(Excerpts from a layout annotation set)
+-------+

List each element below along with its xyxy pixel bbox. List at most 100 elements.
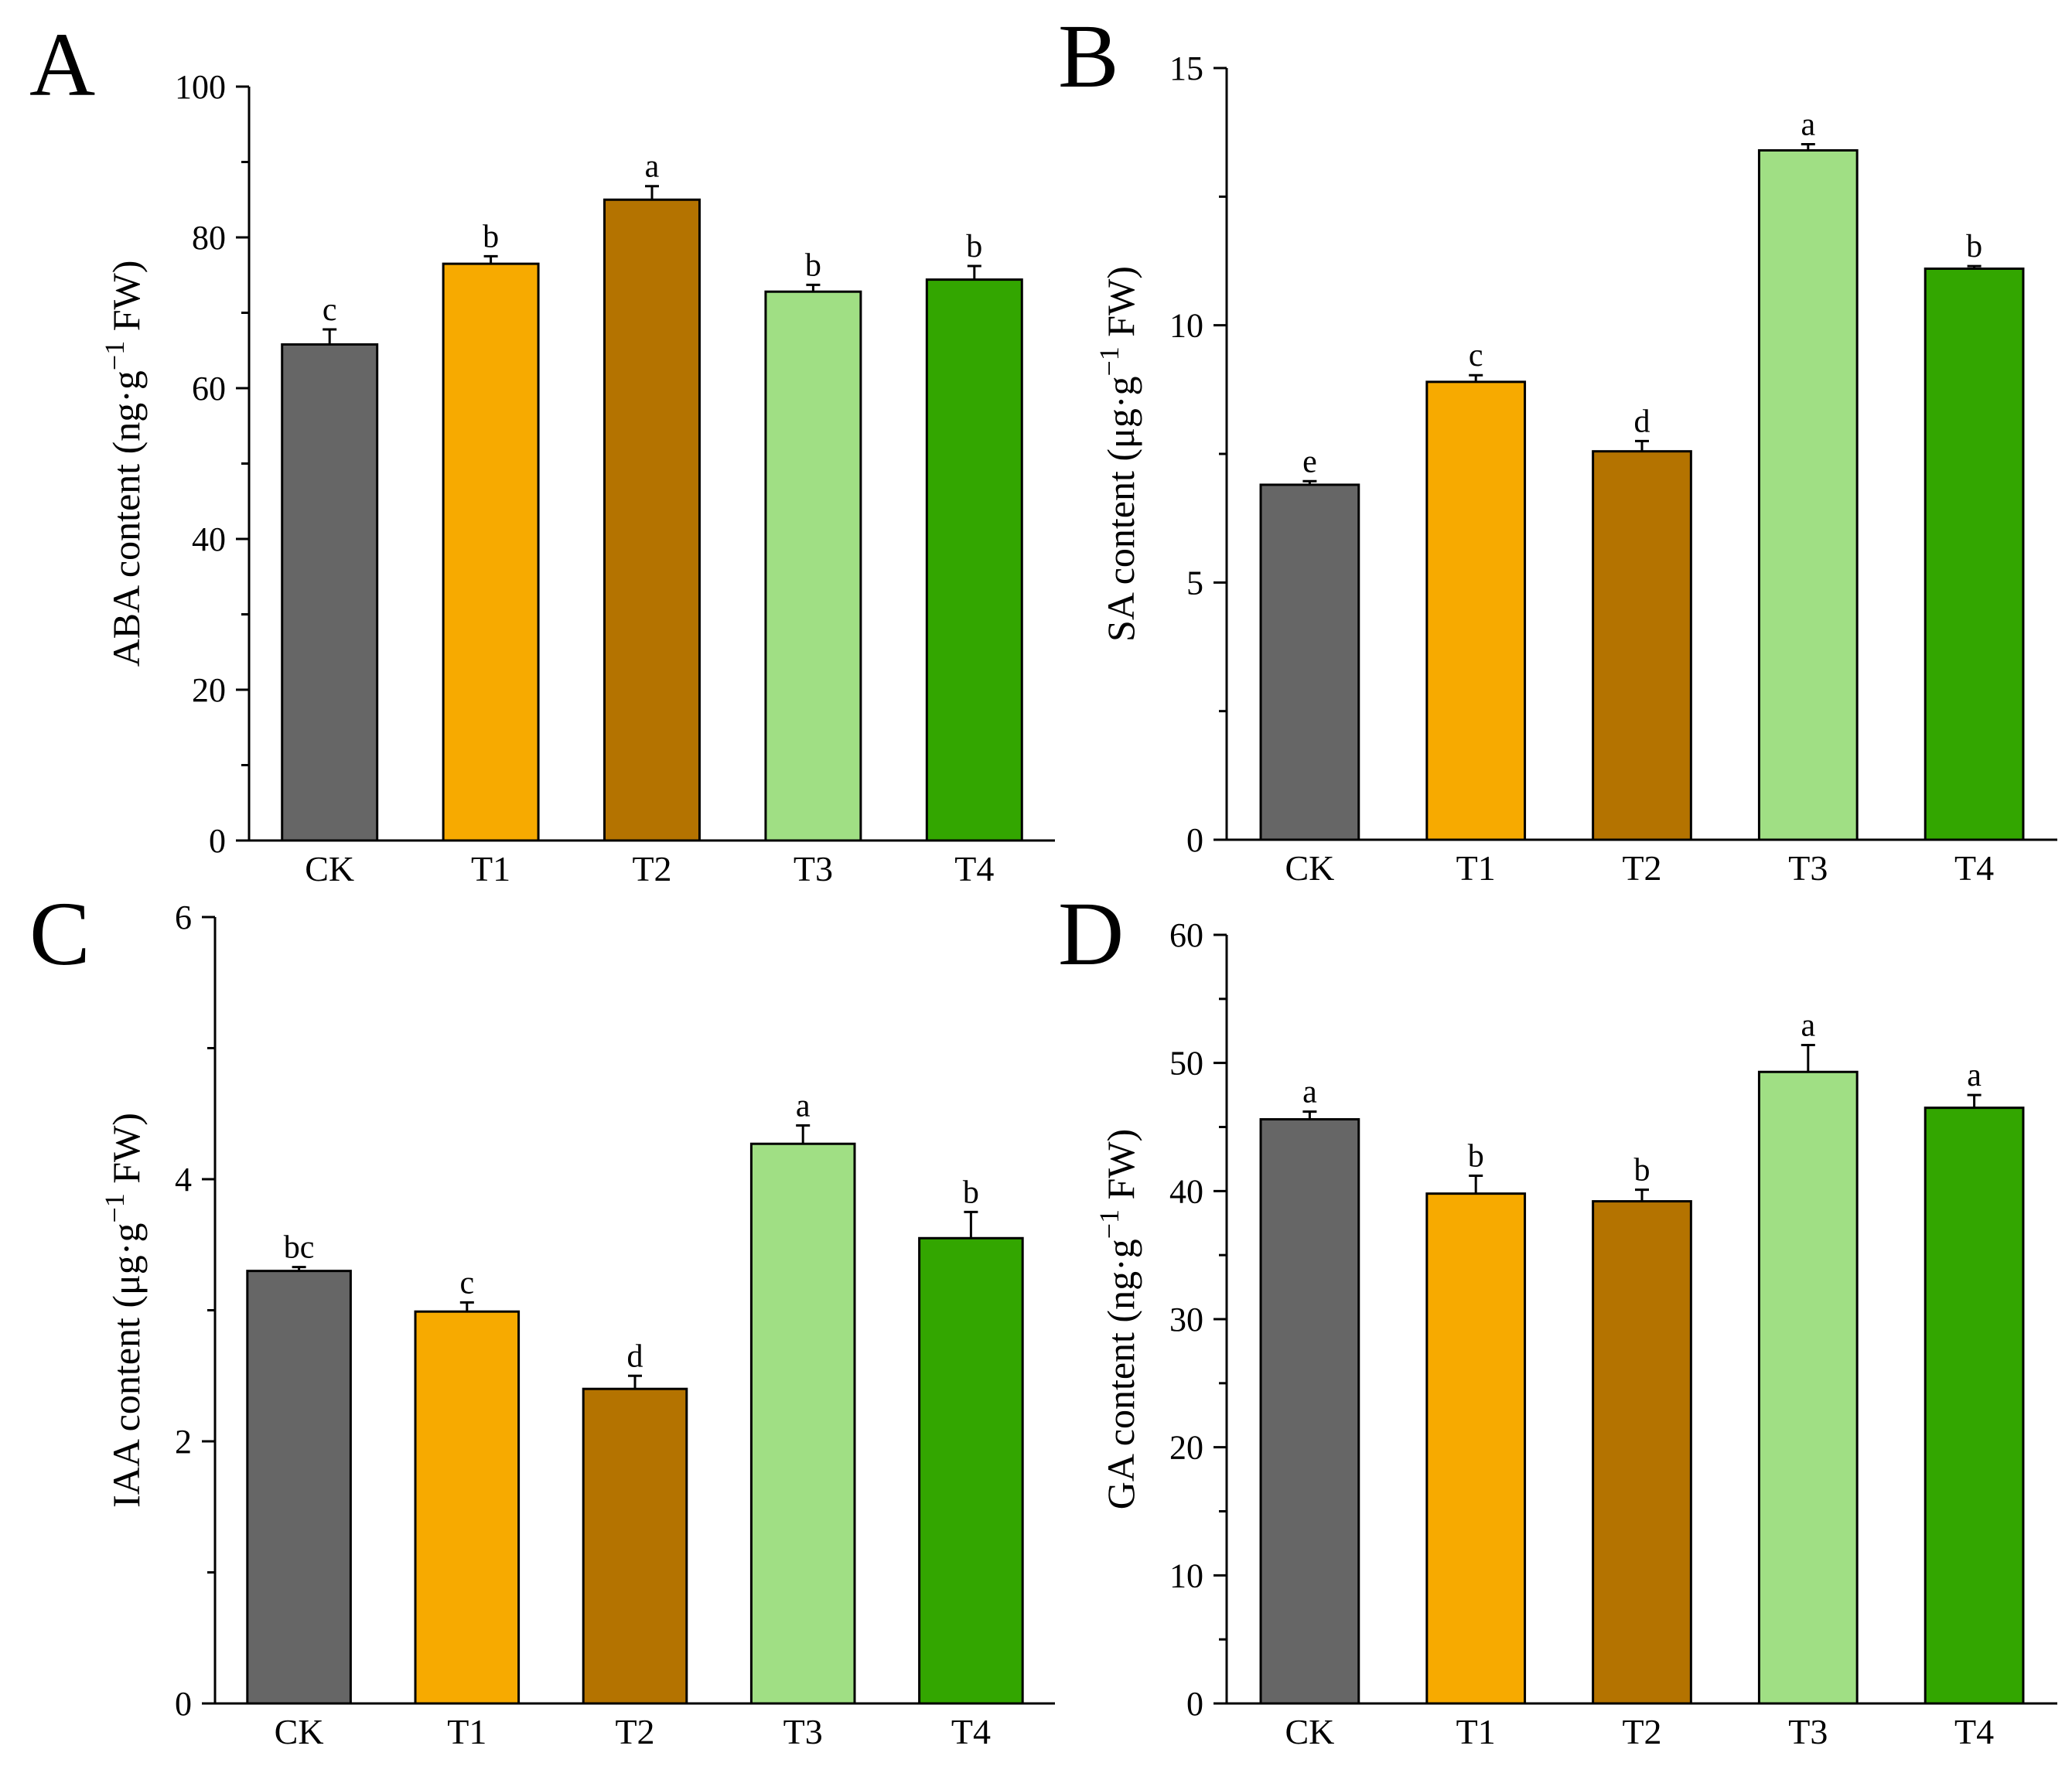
bar-t2 (1592, 450, 1692, 841)
y-tick-label: 0 (175, 1685, 192, 1723)
y-tick-label: 10 (1169, 1557, 1203, 1594)
y-axis-title-suffix: FW) (104, 261, 148, 341)
significance-label-ck: bc (284, 1230, 315, 1266)
bar-ck (1259, 483, 1360, 841)
significance-label-t4: b (963, 1175, 979, 1210)
y-tick-label: 0 (1186, 1685, 1203, 1723)
significance-label-t3: a (1801, 107, 1815, 142)
y-axis-title-superscript: −1 (99, 1193, 130, 1222)
panel-c-iaa-chart: C 0 2 4 6 bc CK c T1 d T2 a T3 b T4 IAA content (μg·g−… (29, 883, 1055, 1751)
bar-ck (246, 1270, 352, 1705)
significance-label-t2: b (1634, 1153, 1650, 1188)
x-tick-label-ck: CK (1285, 848, 1334, 888)
y-axis-title: GA content (ng·g−1 FW) (1094, 1129, 1142, 1509)
significance-label-t2: a (645, 149, 660, 185)
y-tick-label: 4 (175, 1161, 192, 1199)
y-axis-title: IAA content (μg·g−1 FW) (99, 1113, 148, 1508)
x-tick-label-t4: T4 (954, 849, 994, 888)
y-tick-label: 20 (192, 671, 226, 709)
y-axis-title-superscript: −1 (1094, 1209, 1125, 1239)
bar-t4 (918, 1236, 1024, 1705)
x-tick-label-t3: T3 (783, 1712, 823, 1751)
bar-t4 (1924, 1107, 2025, 1705)
x-tick-label-t2: T2 (1622, 848, 1661, 888)
y-tick-label: 10 (1169, 307, 1203, 345)
y-tick-label: 5 (1186, 564, 1203, 602)
panel-b-sa-chart: B 0 5 10 15 e CK c T1 d T2 a T3 b T4 SA content (μg·g−… (1058, 5, 2057, 888)
x-tick-label-t2: T2 (632, 849, 671, 888)
bar-t2 (1592, 1200, 1692, 1705)
significance-label-t1: c (1469, 338, 1483, 373)
y-axis-title-suffix: FW) (104, 1113, 148, 1193)
bar-t1 (1425, 1192, 1527, 1705)
bar-t2 (582, 1387, 688, 1705)
y-tick-label: 2 (175, 1423, 192, 1461)
bar-ck (1259, 1118, 1360, 1705)
bar-t2 (603, 198, 701, 842)
panel-letter-c: C (29, 883, 90, 984)
bar-t3 (749, 1142, 856, 1705)
y-tick-label: 30 (1169, 1301, 1203, 1338)
significance-label-t3: a (1801, 1008, 1815, 1043)
y-axis-title: ABA content (ng·g−1 FW) (99, 261, 148, 667)
y-tick-label: 0 (209, 822, 226, 860)
x-tick-label-ck: CK (275, 1712, 324, 1751)
panel-letter-b: B (1058, 5, 1119, 107)
significance-label-t4: b (1966, 229, 1982, 264)
significance-label-t1: b (483, 219, 499, 254)
x-tick-label-ck: CK (305, 849, 354, 888)
significance-label-ck: a (1302, 1075, 1317, 1110)
significance-label-t1: b (1468, 1138, 1484, 1174)
x-tick-label-ck: CK (1285, 1712, 1334, 1751)
x-tick-label-t1: T1 (471, 849, 510, 888)
y-tick-label: 6 (175, 899, 192, 936)
x-tick-label-t4: T4 (951, 1712, 991, 1751)
bar-t3 (1757, 1070, 1859, 1705)
bar-t1 (1425, 380, 1527, 841)
x-tick-label-t1: T1 (1456, 1712, 1496, 1751)
y-tick-label: 40 (192, 520, 226, 558)
panel-letter-a: A (29, 14, 95, 115)
y-axis-title-suffix: FW) (1099, 266, 1142, 346)
y-tick-label: 40 (1169, 1172, 1203, 1210)
bar-t4 (1924, 267, 2025, 841)
x-tick-label-t2: T2 (1622, 1712, 1661, 1751)
y-tick-label: 15 (1169, 49, 1203, 87)
x-tick-label-t1: T1 (447, 1712, 486, 1751)
significance-label-ck: e (1302, 444, 1317, 479)
significance-label-t4: b (966, 229, 982, 264)
x-tick-label-t3: T3 (1788, 848, 1828, 888)
y-tick-label: 100 (175, 68, 226, 106)
bar-t3 (764, 290, 862, 842)
y-axis-title-suffix: FW) (1099, 1129, 1142, 1209)
y-tick-label: 60 (192, 370, 226, 407)
panel-d-ga-chart: D 0 10 20 30 40 50 60 a CK b T1 b T2 a T3 a T4 GA content… (1058, 883, 2057, 1751)
x-tick-label-t3: T3 (1788, 1712, 1828, 1751)
significance-label-t2: d (627, 1338, 643, 1374)
y-tick-label: 0 (1186, 821, 1203, 859)
y-axis-title-superscript: −1 (99, 341, 130, 370)
panel-letter-d: D (1058, 883, 1124, 984)
y-tick-label: 80 (192, 219, 226, 257)
y-axis-title: SA content (μg·g−1 FW) (1094, 266, 1142, 642)
y-tick-label: 50 (1169, 1045, 1203, 1083)
x-tick-label-t4: T4 (1954, 848, 1994, 888)
y-axis-title-superscript: −1 (1094, 346, 1125, 376)
significance-label-t3: a (796, 1089, 811, 1124)
significance-label-t1: c (459, 1265, 474, 1301)
significance-label-t4: a (1967, 1058, 1982, 1093)
x-tick-label-t1: T1 (1456, 848, 1496, 888)
bar-t4 (925, 278, 1023, 842)
y-tick-label: 20 (1169, 1429, 1203, 1467)
x-tick-label-t2: T2 (615, 1712, 654, 1751)
panel-a-aba-chart: A 0 20 40 60 80 100 c CK b T1 a T2 b T3 b T4 ABA content… (29, 14, 1055, 888)
bar-ck (281, 343, 379, 842)
significance-label-t2: d (1634, 404, 1650, 439)
bar-t1 (442, 262, 540, 842)
significance-label-t3: b (805, 247, 821, 283)
y-tick-label: 60 (1169, 916, 1203, 954)
significance-label-ck: c (323, 292, 337, 328)
x-tick-label-t3: T3 (794, 849, 833, 888)
bar-t3 (1757, 148, 1859, 841)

+-------+

Pull out each line in the records above that contains the string "chart".

▶ _Solution to this problem_:
panel-c-iaa-chart: C 0 2 4 6 bc CK c T1 d T2 a T3 b T4 IAA content (μg·g−… (29, 883, 1055, 1751)
panel-b-sa-chart: B 0 5 10 15 e CK c T1 d T2 a T3 b T4 SA content (μg·g−… (1058, 5, 2057, 888)
panel-d-ga-chart: D 0 10 20 30 40 50 60 a CK b T1 b T2 a T3 a T4 GA content… (1058, 883, 2057, 1751)
panel-a-aba-chart: A 0 20 40 60 80 100 c CK b T1 a T2 b T3 b T4 ABA content… (29, 14, 1055, 888)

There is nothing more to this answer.